Written request ▸
Output each line exactly as it appears, skipping any embedded picture.

Provided information ▸
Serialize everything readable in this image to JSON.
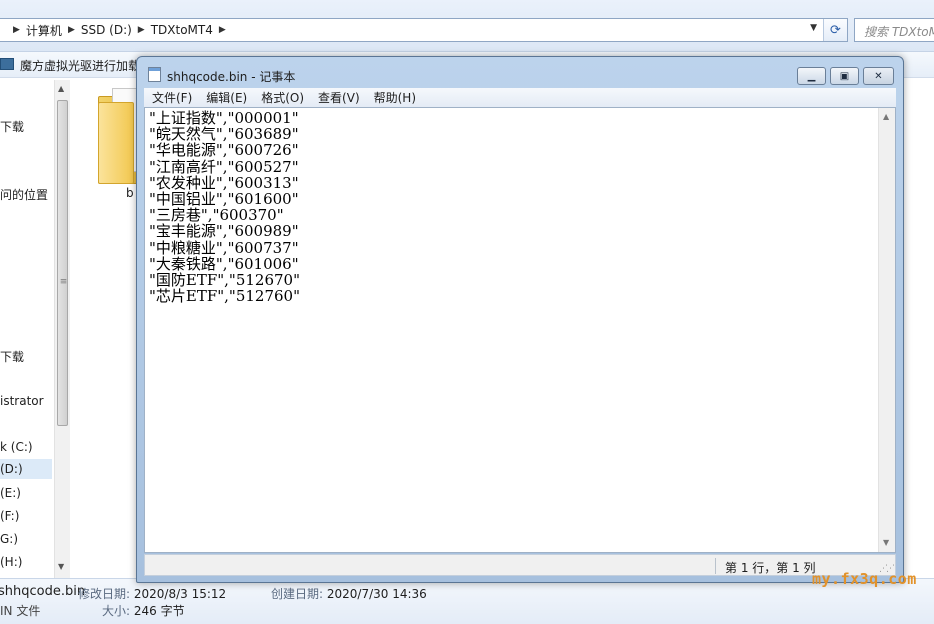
{
  "explorer": {
    "breadcrumbs": [
      "计算机",
      "SSD (D:)",
      "TDXtoMT4"
    ],
    "search_placeholder": "搜索 TDXtoMT4",
    "toolbar_item": "魔方虚拟光驱进行加载",
    "nav_items": [
      {
        "label": "下载",
        "selected": false
      },
      {
        "label": "问的位置",
        "selected": false
      },
      {
        "label": "下载",
        "selected": false
      },
      {
        "label": "istrator",
        "selected": false
      },
      {
        "label": "k (C:)",
        "selected": false
      },
      {
        "label": "(D:)",
        "selected": true
      },
      {
        "label": "(E:)",
        "selected": false
      },
      {
        "label": "(F:)",
        "selected": false
      },
      {
        "label": "G:)",
        "selected": false
      },
      {
        "label": "(H:)",
        "selected": false
      }
    ],
    "folder_label": "b",
    "details": {
      "name": "shhqcode.bin",
      "type": "IN 文件",
      "modified_label": "修改日期:",
      "modified_value": "2020/8/3 15:12",
      "created_label": "创建日期:",
      "created_value": "2020/7/30 14:36",
      "size_label": "大小:",
      "size_value": "246 字节"
    }
  },
  "notepad": {
    "title": "shhqcode.bin - 记事本",
    "menus": [
      "文件(F)",
      "编辑(E)",
      "格式(O)",
      "查看(V)",
      "帮助(H)"
    ],
    "lines": [
      "\"上证指数\",\"000001\"",
      "\"皖天然气\",\"603689\"",
      "\"华电能源\",\"600726\"",
      "\"江南高纤\",\"600527\"",
      "\"农发种业\",\"600313\"",
      "\"中国铝业\",\"601600\"",
      "\"三房巷\",\"600370\"",
      "\"宝丰能源\",\"600989\"",
      "\"中粮糖业\",\"600737\"",
      "\"大秦铁路\",\"601006\"",
      "\"国防ETF\",\"512670\"",
      "\"芯片ETF\",\"512760\""
    ],
    "status_position": "第 1 行，第 1 列"
  },
  "watermark": "my.fx3q.com"
}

Final answer ▸
Serialize everything readable in this image to JSON.
{
  "explorer": {
    "breadcrumbs": [
      "计算机",
      "SSD (D:)",
      "TDXtoMT4"
    ],
    "search_placeholder": "搜索 TDXtoMT4",
    "toolbar_item": "魔方虚拟光驱进行加载",
    "nav_items": [
      {
        "label": "下载",
        "selected": false
      },
      {
        "label": "问的位置",
        "selected": false
      },
      {
        "label": "下载",
        "selected": false
      },
      {
        "label": "istrator",
        "selected": false
      },
      {
        "label": "k (C:)",
        "selected": false
      },
      {
        "label": "(D:)",
        "selected": true
      },
      {
        "label": "(E:)",
        "selected": false
      },
      {
        "label": "(F:)",
        "selected": false
      },
      {
        "label": "G:)",
        "selected": false
      },
      {
        "label": "(H:)",
        "selected": false
      }
    ],
    "folder_label": "b",
    "details": {
      "name": "shhqcode.bin",
      "type": "IN 文件",
      "modified_label": "修改日期:",
      "modified_value": "2020/8/3 15:12",
      "created_label": "创建日期:",
      "created_value": "2020/7/30 14:36",
      "size_label": "大小:",
      "size_value": "246 字节"
    }
  },
  "notepad": {
    "title": "shhqcode.bin - 记事本",
    "menus": [
      "文件(F)",
      "编辑(E)",
      "格式(O)",
      "查看(V)",
      "帮助(H)"
    ],
    "lines": [
      "\"上证指数\",\"000001\"",
      "\"皖天然气\",\"603689\"",
      "\"华电能源\",\"600726\"",
      "\"江南高纤\",\"600527\"",
      "\"农发种业\",\"600313\"",
      "\"中国铝业\",\"601600\"",
      "\"三房巷\",\"600370\"",
      "\"宝丰能源\",\"600989\"",
      "\"中粮糖业\",\"600737\"",
      "\"大秦铁路\",\"601006\"",
      "\"国防ETF\",\"512670\"",
      "\"芯片ETF\",\"512760\""
    ],
    "status_position": "第 1 行，第 1 列"
  },
  "watermark": "my.fx3q.com"
}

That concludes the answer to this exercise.